TEXT TO READ:

> > Traditionally the decisions made have been quite conservative:
> > continuing support for Java 1.1, few changes that break the official
> > specification, using a lot of our own (HTTP, Base64) rather than the
> > Apache commons code. 
>
> To me, the decisions have been too conservative. I understand the
desire 
> to use XML-RPC in an Applet. However, only few of us seem to do so.
And, 
> besides, there would also be the option to maintain a "Lite" version 
> (possibly evolving from the current sources) and a "Fat" version. 
> (Version 3, possibly)

I think that version 3 is the place for most of this. It is certainly
not going to be acceptable for 1.2. If someone can provide a either a
convincing argument that 2.0 is not being used in applets, or a patch
that allowed Collections support without breaking support for Java 1.1
then that would be something acceptable for 2.0.

I will look into how we can support Collections without breaking Java
1.1 support tomorrow. I'm fairly sure that it is possible, and this
would (hopefully) be a solution that satisfies both camps. 

> > One of the strengths of Apache XML-RPC is its simplicity, not just
in
> > the XML-RPC wire representation, but also in the effort required to
> > compile and use it. With XML-RPC 1.1 this basically meant you had a
Java
> > Virtual Machine 1.1 or later, the rest: SAX, HTTP and Object <-> XML
> > transformation was provided by one small JAR file.
>
> I agree. However, currently this simplicity only applies to the 
> possibility to work without late software and API's. See the next
point. 

The code on HEAD works with recent XML parsers, commons-httpclient 2.0
(I expect with 3.0 too), and I would expect it to work with Java 1.5.
The one thing that we don't support is Collections, previous discussion
on this list should make it clear that this has been a deliberate
decision. No-one has yet submitted a patch that addresses this.

> > Furthermore, not all of these patches need to be integrated into
> > XML-RPC. The current API provides sufficient support for most of
them to
> > be part of the product using XML-RPC rather than part of XML-RPC. 
>
> And here's where I disagree: Yes, it is technically possible to do
such 
> things with the current API. However, it is definitely far away from 
> being "simple".

MATERIAL:
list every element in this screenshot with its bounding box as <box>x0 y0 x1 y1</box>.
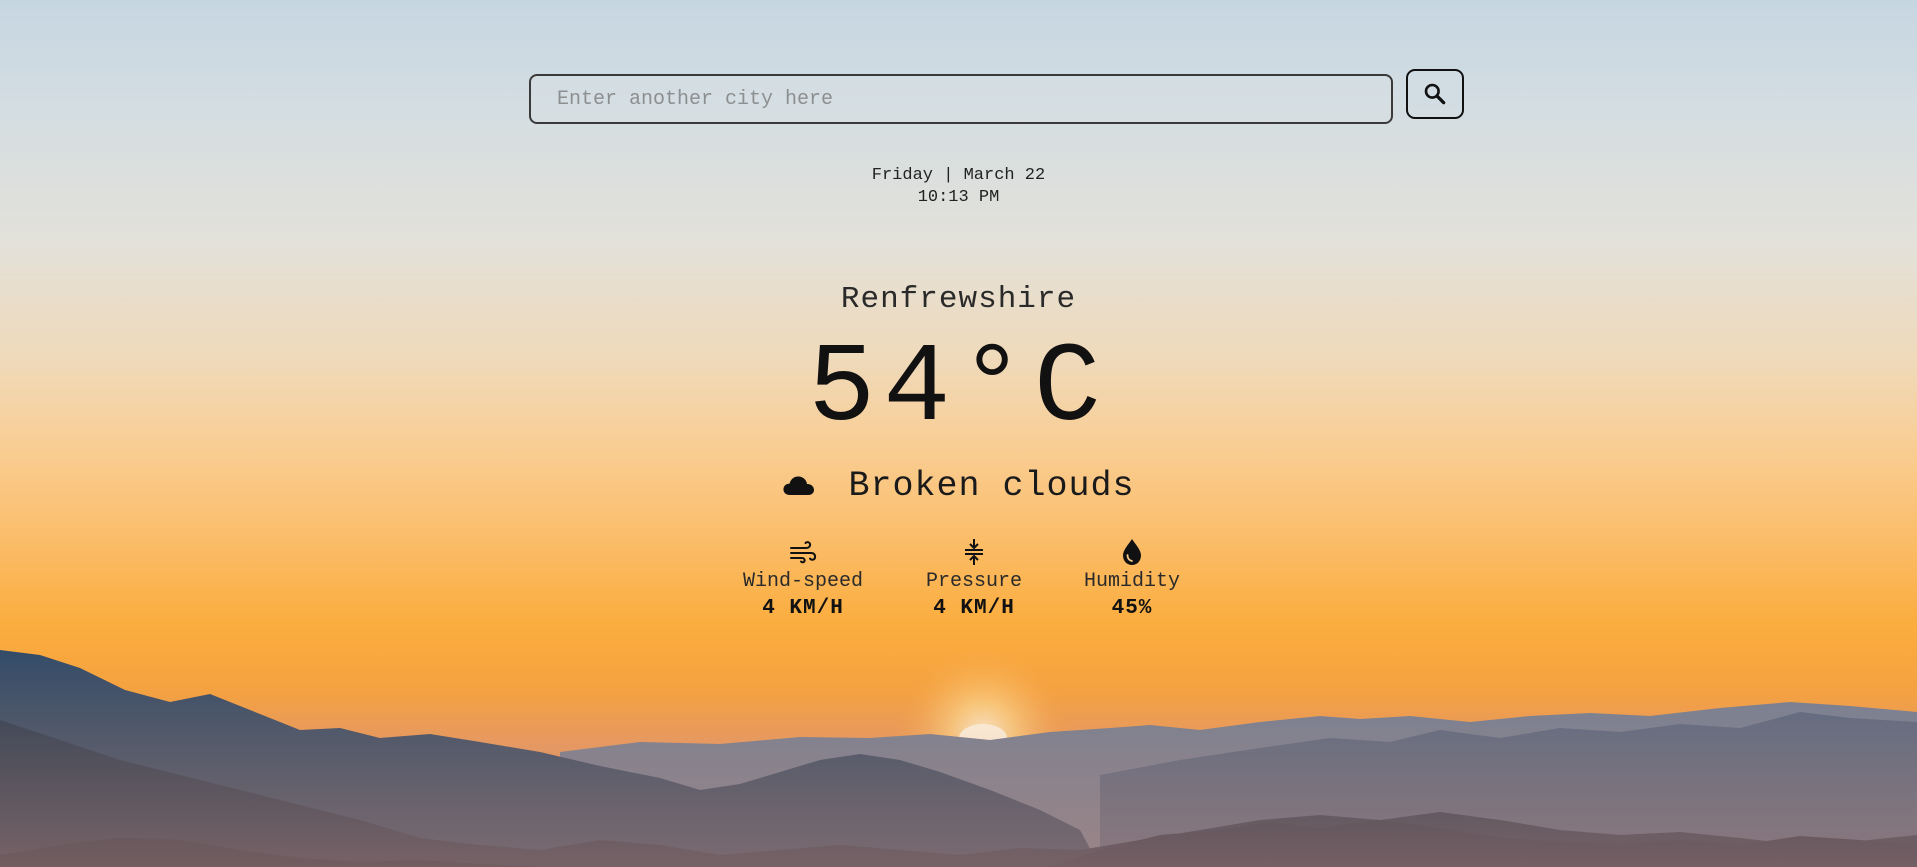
stat-value: 4 KM/H <box>933 597 1015 620</box>
sun-glow <box>893 645 1073 825</box>
search-icon <box>1424 83 1446 105</box>
search-button[interactable] <box>1406 69 1464 119</box>
cloud-icon <box>783 476 815 495</box>
foreground-hills <box>0 720 1917 867</box>
date-time: Friday | March 22 10:13 PM <box>0 165 1917 209</box>
bottom-ridge <box>0 838 540 867</box>
current-date: Friday | March 22 <box>871 166 1046 185</box>
bottom-ridge-right <box>1050 820 1917 867</box>
wind-icon <box>790 541 817 564</box>
stat-label: Wind-speed <box>742 570 864 593</box>
search-bar <box>529 69 1466 129</box>
left-mountains <box>0 650 1100 867</box>
sun <box>959 724 1007 752</box>
far-mountains <box>560 702 1917 867</box>
pressure-icon <box>965 539 983 565</box>
current-time: 10:13 PM <box>917 188 1000 207</box>
stat-label: Pressure <box>925 570 1022 593</box>
stat-humidity: Humidity 45% <box>1047 537 1217 623</box>
condition-text: Broken clouds <box>848 466 1135 506</box>
mid-mountains-right <box>1100 712 1917 867</box>
stat-value: 45% <box>1111 597 1153 620</box>
city-search-input[interactable] <box>529 74 1393 124</box>
temperature: 54°C <box>808 326 1109 453</box>
stat-pressure: Pressure 4 KM/H <box>889 537 1059 623</box>
weather-stats: Wind-speed 4 KM/H Pressure 4 KM/H Humidi… <box>718 537 1198 627</box>
weather-condition: Broken clouds <box>0 466 1917 506</box>
humidity-drop-icon <box>1123 539 1141 565</box>
city-name: Renfrewshire <box>840 282 1077 317</box>
stat-label: Humidity <box>1083 570 1180 593</box>
stat-value: 4 KM/H <box>762 597 844 620</box>
stat-wind-speed: Wind-speed 4 KM/H <box>718 537 888 623</box>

WHAT THIS EXERCISE ASKS:
1/ According to the message about Apache XML-RPC, which things were provided by one small JAR file with XML-RPC 1.1? List them all.
2/ Copy the part of the Apache XML-RPC message that starts at "I will look" and ends at "satisfies both camps.".
3/ Write what comes next in the message about Apache XML-RPC, picking up after its last sentence.

RESULTS OF THE TASKS:
1/ SAX, HTTP, and Object <-> XML transformation

2/
I will look into how we can support Collections without breaking Java
1.1 support tomorrow. I'm fairly sure that it is possible, and this
would (hopefully) be a solution that satisfies both camps.

3/
I agree that things could be made easier, but I think that as much as
possible they should be done without breaking the current API. Patches
that make an effort to preserve the current API and behaviour are more
likely to be accepted.

> > Very few patches are submitted with any form of tests or
documentation,
> > meet the coding conventions used at Apache, or contain an indication
if
> > the standard test suite has been run. This makes it difficult to
accept
> > them, as the submitters code already works without changes to
XML-RPC,
> > and significant effort is required from committers to develop tests
so
> > that other users of the code can have some degree of certainty that
the
> > code works.
>
> This is certainly a valid issue. However, I cannot remember a single 
> case, where the response was "your patch is possibly fine, but how
about
> a unit test" (except today, of course).

I think and other committers on this and other lists tend to look at
patches from the perspective of the effort taken by the contributor and
the effort required by the committer. If the contributor has clearly
spent time to make the patch easy to integrate, it is more likely to be
integrated. Squeaky wheels do tend to get grease (at least where I'm
involved). If you squeak the right way (eg. via the bug tracker) and
make your patch easy to integrate (eg. with unit tests), it is much more
likely to be integrated. Both Daniel and I have also provided reasons
for rejecting patches in the past where contributors have asked for
them.

Andrew.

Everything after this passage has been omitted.